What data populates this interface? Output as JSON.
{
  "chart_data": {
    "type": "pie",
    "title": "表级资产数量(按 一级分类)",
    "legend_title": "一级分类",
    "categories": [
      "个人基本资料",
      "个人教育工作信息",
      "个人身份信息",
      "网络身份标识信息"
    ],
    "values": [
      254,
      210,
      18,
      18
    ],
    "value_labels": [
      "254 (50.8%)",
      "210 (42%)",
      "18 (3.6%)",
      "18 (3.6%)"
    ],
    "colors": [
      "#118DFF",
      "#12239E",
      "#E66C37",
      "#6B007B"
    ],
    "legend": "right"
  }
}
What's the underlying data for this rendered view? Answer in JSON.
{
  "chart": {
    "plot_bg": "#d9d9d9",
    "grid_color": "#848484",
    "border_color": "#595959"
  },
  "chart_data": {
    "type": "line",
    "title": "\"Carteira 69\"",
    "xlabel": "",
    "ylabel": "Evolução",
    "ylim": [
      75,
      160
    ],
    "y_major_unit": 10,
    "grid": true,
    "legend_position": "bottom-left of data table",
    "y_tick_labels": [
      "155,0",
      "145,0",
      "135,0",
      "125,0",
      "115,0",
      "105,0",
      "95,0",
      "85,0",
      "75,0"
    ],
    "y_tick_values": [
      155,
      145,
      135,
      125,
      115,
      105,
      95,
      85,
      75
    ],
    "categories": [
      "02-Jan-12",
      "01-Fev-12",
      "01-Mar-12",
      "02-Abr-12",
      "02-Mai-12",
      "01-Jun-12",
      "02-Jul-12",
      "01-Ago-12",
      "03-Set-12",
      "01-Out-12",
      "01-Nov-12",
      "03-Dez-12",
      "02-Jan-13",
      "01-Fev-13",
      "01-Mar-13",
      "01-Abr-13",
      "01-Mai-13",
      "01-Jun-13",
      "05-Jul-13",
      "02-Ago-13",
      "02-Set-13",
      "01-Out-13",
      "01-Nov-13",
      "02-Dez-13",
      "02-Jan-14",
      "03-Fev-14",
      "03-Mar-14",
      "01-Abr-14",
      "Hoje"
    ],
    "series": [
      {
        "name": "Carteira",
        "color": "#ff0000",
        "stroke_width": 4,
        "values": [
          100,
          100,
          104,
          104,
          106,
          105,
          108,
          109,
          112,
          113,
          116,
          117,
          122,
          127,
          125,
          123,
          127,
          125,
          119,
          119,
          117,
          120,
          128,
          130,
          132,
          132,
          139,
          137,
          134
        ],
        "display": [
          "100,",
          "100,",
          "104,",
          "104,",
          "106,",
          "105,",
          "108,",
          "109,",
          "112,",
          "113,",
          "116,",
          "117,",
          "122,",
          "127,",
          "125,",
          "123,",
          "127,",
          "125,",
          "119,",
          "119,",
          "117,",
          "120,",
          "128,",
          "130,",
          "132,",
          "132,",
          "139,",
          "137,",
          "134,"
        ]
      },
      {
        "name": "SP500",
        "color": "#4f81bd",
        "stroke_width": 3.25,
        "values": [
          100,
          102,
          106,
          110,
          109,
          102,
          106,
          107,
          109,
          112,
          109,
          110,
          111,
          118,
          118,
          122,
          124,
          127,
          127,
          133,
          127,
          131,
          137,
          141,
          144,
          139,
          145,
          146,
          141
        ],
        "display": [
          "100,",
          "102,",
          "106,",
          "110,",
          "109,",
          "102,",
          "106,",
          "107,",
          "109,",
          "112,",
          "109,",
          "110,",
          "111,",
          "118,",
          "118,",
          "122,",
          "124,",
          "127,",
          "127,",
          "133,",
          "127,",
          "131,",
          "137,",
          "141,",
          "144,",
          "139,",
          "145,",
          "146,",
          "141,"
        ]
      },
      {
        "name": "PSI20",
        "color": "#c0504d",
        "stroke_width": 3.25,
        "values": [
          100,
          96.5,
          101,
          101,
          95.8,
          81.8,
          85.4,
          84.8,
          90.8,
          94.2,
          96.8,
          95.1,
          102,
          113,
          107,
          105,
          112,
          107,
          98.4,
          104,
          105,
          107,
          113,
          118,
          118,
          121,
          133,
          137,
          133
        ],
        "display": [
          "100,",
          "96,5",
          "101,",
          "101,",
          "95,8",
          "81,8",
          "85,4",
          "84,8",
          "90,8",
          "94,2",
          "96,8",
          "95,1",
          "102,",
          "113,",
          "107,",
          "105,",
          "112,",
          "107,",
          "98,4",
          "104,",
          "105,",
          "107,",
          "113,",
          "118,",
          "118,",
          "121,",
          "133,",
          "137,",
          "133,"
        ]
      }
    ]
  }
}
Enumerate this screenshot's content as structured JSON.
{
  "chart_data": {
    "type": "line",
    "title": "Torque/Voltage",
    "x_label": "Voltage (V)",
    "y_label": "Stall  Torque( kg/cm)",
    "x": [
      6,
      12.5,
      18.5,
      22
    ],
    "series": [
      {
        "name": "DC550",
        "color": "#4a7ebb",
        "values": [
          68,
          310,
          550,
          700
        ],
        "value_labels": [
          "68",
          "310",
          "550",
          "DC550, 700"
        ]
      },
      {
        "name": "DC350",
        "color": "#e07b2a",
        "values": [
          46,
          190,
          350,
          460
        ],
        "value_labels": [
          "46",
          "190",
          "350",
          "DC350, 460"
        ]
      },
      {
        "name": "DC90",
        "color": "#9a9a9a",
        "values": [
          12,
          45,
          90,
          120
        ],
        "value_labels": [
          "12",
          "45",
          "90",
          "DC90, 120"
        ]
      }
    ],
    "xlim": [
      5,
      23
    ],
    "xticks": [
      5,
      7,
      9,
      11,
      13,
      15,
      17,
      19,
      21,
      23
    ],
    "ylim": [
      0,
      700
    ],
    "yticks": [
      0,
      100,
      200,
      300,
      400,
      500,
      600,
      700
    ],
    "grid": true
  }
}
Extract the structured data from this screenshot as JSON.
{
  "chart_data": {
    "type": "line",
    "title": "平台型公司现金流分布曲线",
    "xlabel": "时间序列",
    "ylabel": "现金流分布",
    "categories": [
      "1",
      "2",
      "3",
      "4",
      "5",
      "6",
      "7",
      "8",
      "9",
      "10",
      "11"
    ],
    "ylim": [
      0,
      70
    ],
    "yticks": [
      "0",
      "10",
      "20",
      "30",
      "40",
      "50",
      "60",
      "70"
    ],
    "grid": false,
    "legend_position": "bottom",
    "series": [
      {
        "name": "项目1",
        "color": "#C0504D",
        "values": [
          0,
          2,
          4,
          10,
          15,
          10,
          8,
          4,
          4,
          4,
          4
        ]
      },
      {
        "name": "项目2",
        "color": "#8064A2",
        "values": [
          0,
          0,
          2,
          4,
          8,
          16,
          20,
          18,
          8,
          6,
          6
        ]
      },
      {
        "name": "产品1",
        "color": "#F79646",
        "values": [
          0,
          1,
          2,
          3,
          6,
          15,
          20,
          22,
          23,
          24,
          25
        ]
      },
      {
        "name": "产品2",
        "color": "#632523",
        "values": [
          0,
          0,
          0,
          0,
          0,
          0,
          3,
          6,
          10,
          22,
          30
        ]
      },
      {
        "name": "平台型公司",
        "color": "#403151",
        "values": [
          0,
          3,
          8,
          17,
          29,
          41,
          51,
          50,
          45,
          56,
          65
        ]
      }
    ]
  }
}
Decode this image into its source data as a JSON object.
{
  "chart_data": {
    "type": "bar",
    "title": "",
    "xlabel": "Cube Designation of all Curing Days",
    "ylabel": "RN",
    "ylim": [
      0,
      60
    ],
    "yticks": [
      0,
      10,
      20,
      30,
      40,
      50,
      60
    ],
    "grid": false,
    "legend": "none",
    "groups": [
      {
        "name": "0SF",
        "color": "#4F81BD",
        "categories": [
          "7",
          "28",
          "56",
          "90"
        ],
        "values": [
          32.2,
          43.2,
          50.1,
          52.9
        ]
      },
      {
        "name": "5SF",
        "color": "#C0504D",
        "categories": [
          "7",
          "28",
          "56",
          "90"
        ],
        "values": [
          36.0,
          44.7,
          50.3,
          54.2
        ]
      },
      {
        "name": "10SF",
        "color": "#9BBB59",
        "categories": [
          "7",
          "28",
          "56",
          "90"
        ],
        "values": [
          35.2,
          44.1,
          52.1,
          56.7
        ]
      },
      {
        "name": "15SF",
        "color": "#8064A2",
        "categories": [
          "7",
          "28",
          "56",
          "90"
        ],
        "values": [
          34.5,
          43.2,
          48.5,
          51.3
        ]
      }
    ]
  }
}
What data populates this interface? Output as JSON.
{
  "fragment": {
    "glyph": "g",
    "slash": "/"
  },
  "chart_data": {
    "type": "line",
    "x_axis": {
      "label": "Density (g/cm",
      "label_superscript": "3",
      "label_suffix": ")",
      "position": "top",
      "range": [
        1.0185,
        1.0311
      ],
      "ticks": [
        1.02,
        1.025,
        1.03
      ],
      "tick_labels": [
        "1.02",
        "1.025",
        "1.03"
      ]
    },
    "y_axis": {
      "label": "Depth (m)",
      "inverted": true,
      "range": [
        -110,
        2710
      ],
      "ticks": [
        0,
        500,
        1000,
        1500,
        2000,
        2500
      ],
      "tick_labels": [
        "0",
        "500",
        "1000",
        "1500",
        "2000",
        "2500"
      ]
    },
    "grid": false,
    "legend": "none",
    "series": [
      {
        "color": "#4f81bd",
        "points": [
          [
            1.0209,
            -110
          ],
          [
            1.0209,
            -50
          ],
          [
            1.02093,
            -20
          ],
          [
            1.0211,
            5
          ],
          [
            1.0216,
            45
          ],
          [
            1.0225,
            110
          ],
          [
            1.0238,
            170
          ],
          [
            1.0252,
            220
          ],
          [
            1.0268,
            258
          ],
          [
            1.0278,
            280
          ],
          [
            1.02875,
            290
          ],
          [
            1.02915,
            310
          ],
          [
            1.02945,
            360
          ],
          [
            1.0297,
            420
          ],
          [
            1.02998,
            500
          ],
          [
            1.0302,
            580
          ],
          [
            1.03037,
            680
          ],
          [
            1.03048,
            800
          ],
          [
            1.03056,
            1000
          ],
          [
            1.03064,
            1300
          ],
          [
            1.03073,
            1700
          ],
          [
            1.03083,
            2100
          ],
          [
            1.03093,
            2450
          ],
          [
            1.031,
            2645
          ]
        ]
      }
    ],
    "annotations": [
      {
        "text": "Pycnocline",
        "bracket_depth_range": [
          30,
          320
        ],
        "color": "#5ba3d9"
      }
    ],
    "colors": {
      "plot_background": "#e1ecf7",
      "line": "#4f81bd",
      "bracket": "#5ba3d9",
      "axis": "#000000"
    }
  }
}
* * *
### [What to work on]
Scan the material line by line and report each one that contains "bottom".

### [Result]
    "legend_position": "bottom-left of data table",
    "legend_position": "bottom",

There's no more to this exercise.